Task statement:
Extract each line of the data and write it out again exactly.

Available data:
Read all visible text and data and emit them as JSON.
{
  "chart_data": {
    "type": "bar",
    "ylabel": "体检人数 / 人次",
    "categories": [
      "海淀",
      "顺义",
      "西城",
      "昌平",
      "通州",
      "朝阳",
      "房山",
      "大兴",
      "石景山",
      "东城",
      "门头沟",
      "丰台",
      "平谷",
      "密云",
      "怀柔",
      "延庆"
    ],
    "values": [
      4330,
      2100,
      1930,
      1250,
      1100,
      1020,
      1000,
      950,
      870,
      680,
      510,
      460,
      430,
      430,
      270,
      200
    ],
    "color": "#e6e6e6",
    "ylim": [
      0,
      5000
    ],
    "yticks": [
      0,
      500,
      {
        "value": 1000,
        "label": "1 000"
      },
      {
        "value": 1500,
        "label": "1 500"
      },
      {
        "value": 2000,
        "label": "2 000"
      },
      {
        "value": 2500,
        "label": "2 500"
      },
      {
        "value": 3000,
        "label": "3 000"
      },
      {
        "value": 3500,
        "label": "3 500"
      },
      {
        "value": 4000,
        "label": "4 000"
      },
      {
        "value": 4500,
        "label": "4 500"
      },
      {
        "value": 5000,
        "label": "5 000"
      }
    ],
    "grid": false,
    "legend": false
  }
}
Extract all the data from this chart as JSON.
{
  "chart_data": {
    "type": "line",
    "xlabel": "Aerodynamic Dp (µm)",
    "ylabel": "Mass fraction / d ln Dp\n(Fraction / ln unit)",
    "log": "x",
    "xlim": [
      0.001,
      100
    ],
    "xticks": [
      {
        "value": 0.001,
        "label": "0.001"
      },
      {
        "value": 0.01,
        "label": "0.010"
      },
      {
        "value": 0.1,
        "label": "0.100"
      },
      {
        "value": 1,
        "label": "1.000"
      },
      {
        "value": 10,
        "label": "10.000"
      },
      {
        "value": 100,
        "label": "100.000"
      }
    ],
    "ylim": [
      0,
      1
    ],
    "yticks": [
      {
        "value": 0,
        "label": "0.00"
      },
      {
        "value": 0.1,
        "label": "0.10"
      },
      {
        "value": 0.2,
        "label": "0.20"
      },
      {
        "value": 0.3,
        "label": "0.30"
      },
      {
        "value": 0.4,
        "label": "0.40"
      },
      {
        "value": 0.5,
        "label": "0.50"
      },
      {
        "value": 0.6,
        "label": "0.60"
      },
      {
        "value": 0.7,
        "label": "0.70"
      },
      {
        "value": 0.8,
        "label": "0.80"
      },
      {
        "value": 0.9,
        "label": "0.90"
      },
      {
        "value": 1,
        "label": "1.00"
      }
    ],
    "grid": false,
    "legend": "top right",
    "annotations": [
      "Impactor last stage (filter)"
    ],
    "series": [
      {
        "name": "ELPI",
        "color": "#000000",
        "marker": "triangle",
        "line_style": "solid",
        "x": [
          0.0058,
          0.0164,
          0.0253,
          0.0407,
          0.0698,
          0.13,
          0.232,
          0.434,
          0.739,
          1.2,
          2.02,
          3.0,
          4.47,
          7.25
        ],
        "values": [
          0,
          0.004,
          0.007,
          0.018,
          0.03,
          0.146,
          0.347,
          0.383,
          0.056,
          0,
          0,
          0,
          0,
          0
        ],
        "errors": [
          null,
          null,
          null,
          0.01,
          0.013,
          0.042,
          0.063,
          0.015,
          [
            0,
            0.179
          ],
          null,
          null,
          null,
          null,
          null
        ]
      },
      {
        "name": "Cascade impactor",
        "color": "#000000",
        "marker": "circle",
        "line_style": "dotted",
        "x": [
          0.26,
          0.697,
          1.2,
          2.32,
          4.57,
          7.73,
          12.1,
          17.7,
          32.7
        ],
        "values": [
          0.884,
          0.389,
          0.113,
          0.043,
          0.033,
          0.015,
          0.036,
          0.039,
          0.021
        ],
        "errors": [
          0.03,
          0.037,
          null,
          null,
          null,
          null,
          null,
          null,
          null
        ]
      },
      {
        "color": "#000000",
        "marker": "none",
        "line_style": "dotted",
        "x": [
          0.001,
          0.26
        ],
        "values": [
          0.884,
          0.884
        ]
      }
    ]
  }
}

Exercise result:
Read all visible text and data and emit them as JSON.
{
  "chart_data": {
    "type": "bar",
    "ylabel": "体检人数 / 人次",
    "categories": [
      "海淀",
      "顺义",
      "西城",
      "昌平",
      "通州",
      "朝阳",
      "房山",
      "大兴",
      "石景山",
      "东城",
      "门头沟",
      "丰台",
      "平谷",
      "密云",
      "怀柔",
      "延庆"
    ],
    "values": [
      4330,
      2100,
      1930,
      1250,
      1100,
      1020,
      1000,
      950,
      870,
      680,
      510,
      460,
      430,
      430,
      270,
      200
    ],
    "color": "#e6e6e6",
    "ylim": [
      0,
      5000
    ],
    "yticks": [
      0,
      500,
      {
        "value": 1000,
        "label": "1 000"
      },
      {
        "value": 1500,
        "label": "1 500"
      },
      {
        "value": 2000,
        "label": "2 000"
      },
      {
        "value": 2500,
        "label": "2 500"
      },
      {
        "value": 3000,
        "label": "3 000"
      },
      {
        "value": 3500,
        "label": "3 500"
      },
      {
        "value": 4000,
        "label": "4 000"
      },
      {
        "value": 4500,
        "label": "4 500"
      },
      {
        "value": 5000,
        "label": "5 000"
      }
    ],
    "grid": false,
    "legend": false
  }
}
Extract all the data from this chart as JSON.
{
  "chart_data": {
    "type": "line",
    "xlabel": "Aerodynamic Dp (µm)",
    "ylabel": "Mass fraction / d ln Dp\n(Fraction / ln unit)",
    "log": "x",
    "xlim": [
      0.001,
      100
    ],
    "xticks": [
      {
        "value": 0.001,
        "label": "0.001"
      },
      {
        "value": 0.01,
        "label": "0.010"
      },
      {
        "value": 0.1,
        "label": "0.100"
      },
      {
        "value": 1,
        "label": "1.000"
      },
      {
        "value": 10,
        "label": "10.000"
      },
      {
        "value": 100,
        "label": "100.000"
      }
    ],
    "ylim": [
      0,
      1
    ],
    "yticks": [
      {
        "value": 0,
        "label": "0.00"
      },
      {
        "value": 0.1,
        "label": "0.10"
      },
      {
        "value": 0.2,
        "label": "0.20"
      },
      {
        "value": 0.3,
        "label": "0.30"
      },
      {
        "value": 0.4,
        "label": "0.40"
      },
      {
        "value": 0.5,
        "label": "0.50"
      },
      {
        "value": 0.6,
        "label": "0.60"
      },
      {
        "value": 0.7,
        "label": "0.70"
      },
      {
        "value": 0.8,
        "label": "0.80"
      },
      {
        "value": 0.9,
        "label": "0.90"
      },
      {
        "value": 1,
        "label": "1.00"
      }
    ],
    "grid": false,
    "legend": "top right",
    "annotations": [
      "Impactor last stage (filter)"
    ],
    "series": [
      {
        "name": "ELPI",
        "color": "#000000",
        "marker": "triangle",
        "line_style": "solid",
        "x": [
          0.0058,
          0.0164,
          0.0253,
          0.0407,
          0.0698,
          0.13,
          0.232,
          0.434,
          0.739,
          1.2,
          2.02,
          3.0,
          4.47,
          7.25
        ],
        "values": [
          0,
          0.004,
          0.007,
          0.018,
          0.03,
          0.146,
          0.347,
          0.383,
          0.056,
          0,
          0,
          0,
          0,
          0
        ],
        "errors": [
          null,
          null,
          null,
          0.01,
          0.013,
          0.042,
          0.063,
          0.015,
          [
            0,
            0.179
          ],
          null,
          null,
          null,
          null,
          null
        ]
      },
      {
        "name": "Cascade impactor",
        "color": "#000000",
        "marker": "circle",
        "line_style": "dotted",
        "x": [
          0.26,
          0.697,
          1.2,
          2.32,
          4.57,
          7.73,
          12.1,
          17.7,
          32.7
        ],
        "values": [
          0.884,
          0.389,
          0.113,
          0.043,
          0.033,
          0.015,
          0.036,
          0.039,
          0.021
        ],
        "errors": [
          0.03,
          0.037,
          null,
          null,
          null,
          null,
          null,
          null,
          null
        ]
      },
      {
        "color": "#000000",
        "marker": "none",
        "line_style": "dotted",
        "x": [
          0.001,
          0.26
        ],
        "values": [
          0.884,
          0.884
        ]
      }
    ]
  }
}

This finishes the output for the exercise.